> **WRITTEN PROBLEM**
Word for word, restate every line of the material.
<<<<
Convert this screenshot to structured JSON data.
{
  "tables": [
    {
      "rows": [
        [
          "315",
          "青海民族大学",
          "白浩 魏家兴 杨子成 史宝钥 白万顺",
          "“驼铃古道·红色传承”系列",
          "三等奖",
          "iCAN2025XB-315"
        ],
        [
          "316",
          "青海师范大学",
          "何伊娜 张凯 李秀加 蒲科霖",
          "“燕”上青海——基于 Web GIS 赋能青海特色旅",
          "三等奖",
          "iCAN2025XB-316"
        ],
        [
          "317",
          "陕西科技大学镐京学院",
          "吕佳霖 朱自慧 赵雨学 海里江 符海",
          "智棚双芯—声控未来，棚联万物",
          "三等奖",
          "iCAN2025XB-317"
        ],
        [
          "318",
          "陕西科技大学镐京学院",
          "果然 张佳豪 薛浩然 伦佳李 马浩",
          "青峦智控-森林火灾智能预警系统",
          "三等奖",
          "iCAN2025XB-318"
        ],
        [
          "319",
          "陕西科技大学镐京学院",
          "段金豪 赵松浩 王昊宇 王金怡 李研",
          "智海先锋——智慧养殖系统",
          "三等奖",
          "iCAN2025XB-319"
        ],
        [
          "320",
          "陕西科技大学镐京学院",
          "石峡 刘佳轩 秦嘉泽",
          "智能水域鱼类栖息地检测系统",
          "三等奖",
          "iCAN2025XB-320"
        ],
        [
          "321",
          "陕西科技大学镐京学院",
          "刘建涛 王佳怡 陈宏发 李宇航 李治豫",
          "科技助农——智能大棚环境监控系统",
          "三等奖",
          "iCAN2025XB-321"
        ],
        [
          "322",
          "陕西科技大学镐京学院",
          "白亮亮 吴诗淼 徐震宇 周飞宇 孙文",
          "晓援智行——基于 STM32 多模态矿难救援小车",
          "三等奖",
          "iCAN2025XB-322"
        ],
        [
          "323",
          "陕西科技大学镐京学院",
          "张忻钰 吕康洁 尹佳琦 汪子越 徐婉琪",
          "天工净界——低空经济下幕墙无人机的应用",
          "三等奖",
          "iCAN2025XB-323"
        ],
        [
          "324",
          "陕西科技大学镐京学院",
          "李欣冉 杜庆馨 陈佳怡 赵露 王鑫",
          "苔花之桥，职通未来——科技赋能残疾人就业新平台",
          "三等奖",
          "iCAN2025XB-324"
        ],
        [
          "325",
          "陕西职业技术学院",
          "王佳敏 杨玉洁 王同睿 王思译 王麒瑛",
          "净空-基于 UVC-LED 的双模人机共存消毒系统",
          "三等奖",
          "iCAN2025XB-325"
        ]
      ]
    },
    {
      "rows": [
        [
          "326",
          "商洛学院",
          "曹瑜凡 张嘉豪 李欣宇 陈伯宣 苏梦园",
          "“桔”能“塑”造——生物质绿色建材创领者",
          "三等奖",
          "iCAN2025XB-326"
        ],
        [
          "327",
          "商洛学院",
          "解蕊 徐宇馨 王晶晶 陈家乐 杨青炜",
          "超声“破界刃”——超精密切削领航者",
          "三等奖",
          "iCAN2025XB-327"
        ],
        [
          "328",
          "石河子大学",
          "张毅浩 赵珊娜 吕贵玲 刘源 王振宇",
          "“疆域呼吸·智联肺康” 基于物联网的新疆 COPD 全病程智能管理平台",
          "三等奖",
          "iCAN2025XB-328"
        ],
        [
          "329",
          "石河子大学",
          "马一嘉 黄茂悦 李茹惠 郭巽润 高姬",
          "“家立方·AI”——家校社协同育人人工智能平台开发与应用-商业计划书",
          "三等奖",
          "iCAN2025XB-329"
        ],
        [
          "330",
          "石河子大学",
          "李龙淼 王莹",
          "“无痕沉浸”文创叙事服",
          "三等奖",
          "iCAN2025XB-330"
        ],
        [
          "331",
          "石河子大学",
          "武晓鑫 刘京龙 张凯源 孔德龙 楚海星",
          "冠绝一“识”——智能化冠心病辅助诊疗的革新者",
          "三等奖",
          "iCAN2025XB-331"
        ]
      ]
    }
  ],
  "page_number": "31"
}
>>>>
> **TASK SOLUTION**
Convert this screenshot to structured JSON data.
{
  "tables": [
    {
      "rows": [
        [
          "315",
          "青海民族大学",
          "白浩 魏家兴 杨子成 史宝钥 白万顺",
          "“驼铃古道·红色传承”系列",
          "三等奖",
          "iCAN2025XB-315"
        ],
        [
          "316",
          "青海师范大学",
          "何伊娜 张凯 李秀加 蒲科霖",
          "“燕”上青海——基于 Web GIS 赋能青海特色旅",
          "三等奖",
          "iCAN2025XB-316"
        ],
        [
          "317",
          "陕西科技大学镐京学院",
          "吕佳霖 朱自慧 赵雨学 海里江 符海",
          "智棚双芯—声控未来，棚联万物",
          "三等奖",
          "iCAN2025XB-317"
        ],
        [
          "318",
          "陕西科技大学镐京学院",
          "果然 张佳豪 薛浩然 伦佳李 马浩",
          "青峦智控-森林火灾智能预警系统",
          "三等奖",
          "iCAN2025XB-318"
        ],
        [
          "319",
          "陕西科技大学镐京学院",
          "段金豪 赵松浩 王昊宇 王金怡 李研",
          "智海先锋——智慧养殖系统",
          "三等奖",
          "iCAN2025XB-319"
        ],
        [
          "320",
          "陕西科技大学镐京学院",
          "石峡 刘佳轩 秦嘉泽",
          "智能水域鱼类栖息地检测系统",
          "三等奖",
          "iCAN2025XB-320"
        ],
        [
          "321",
          "陕西科技大学镐京学院",
          "刘建涛 王佳怡 陈宏发 李宇航 李治豫",
          "科技助农——智能大棚环境监控系统",
          "三等奖",
          "iCAN2025XB-321"
        ],
        [
          "322",
          "陕西科技大学镐京学院",
          "白亮亮 吴诗淼 徐震宇 周飞宇 孙文",
          "晓援智行——基于 STM32 多模态矿难救援小车",
          "三等奖",
          "iCAN2025XB-322"
        ],
        [
          "323",
          "陕西科技大学镐京学院",
          "张忻钰 吕康洁 尹佳琦 汪子越 徐婉琪",
          "天工净界——低空经济下幕墙无人机的应用",
          "三等奖",
          "iCAN2025XB-323"
        ],
        [
          "324",
          "陕西科技大学镐京学院",
          "李欣冉 杜庆馨 陈佳怡 赵露 王鑫",
          "苔花之桥，职通未来——科技赋能残疾人就业新平台",
          "三等奖",
          "iCAN2025XB-324"
        ],
        [
          "325",
          "陕西职业技术学院",
          "王佳敏 杨玉洁 王同睿 王思译 王麒瑛",
          "净空-基于 UVC-LED 的双模人机共存消毒系统",
          "三等奖",
          "iCAN2025XB-325"
        ]
      ]
    },
    {
      "rows": [
        [
          "326",
          "商洛学院",
          "曹瑜凡 张嘉豪 李欣宇 陈伯宣 苏梦园",
          "“桔”能“塑”造——生物质绿色建材创领者",
          "三等奖",
          "iCAN2025XB-326"
        ],
        [
          "327",
          "商洛学院",
          "解蕊 徐宇馨 王晶晶 陈家乐 杨青炜",
          "超声“破界刃”——超精密切削领航者",
          "三等奖",
          "iCAN2025XB-327"
        ],
        [
          "328",
          "石河子大学",
          "张毅浩 赵珊娜 吕贵玲 刘源 王振宇",
          "“疆域呼吸·智联肺康” 基于物联网的新疆 COPD 全病程智能管理平台",
          "三等奖",
          "iCAN2025XB-328"
        ],
        [
          "329",
          "石河子大学",
          "马一嘉 黄茂悦 李茹惠 郭巽润 高姬",
          "“家立方·AI”——家校社协同育人人工智能平台开发与应用-商业计划书",
          "三等奖",
          "iCAN2025XB-329"
        ],
        [
          "330",
          "石河子大学",
          "李龙淼 王莹",
          "“无痕沉浸”文创叙事服",
          "三等奖",
          "iCAN2025XB-330"
        ],
        [
          "331",
          "石河子大学",
          "武晓鑫 刘京龙 张凯源 孔德龙 楚海星",
          "冠绝一“识”——智能化冠心病辅助诊疗的革新者",
          "三等奖",
          "iCAN2025XB-331"
        ]
      ]
    }
  ],
  "page_number": "31"
}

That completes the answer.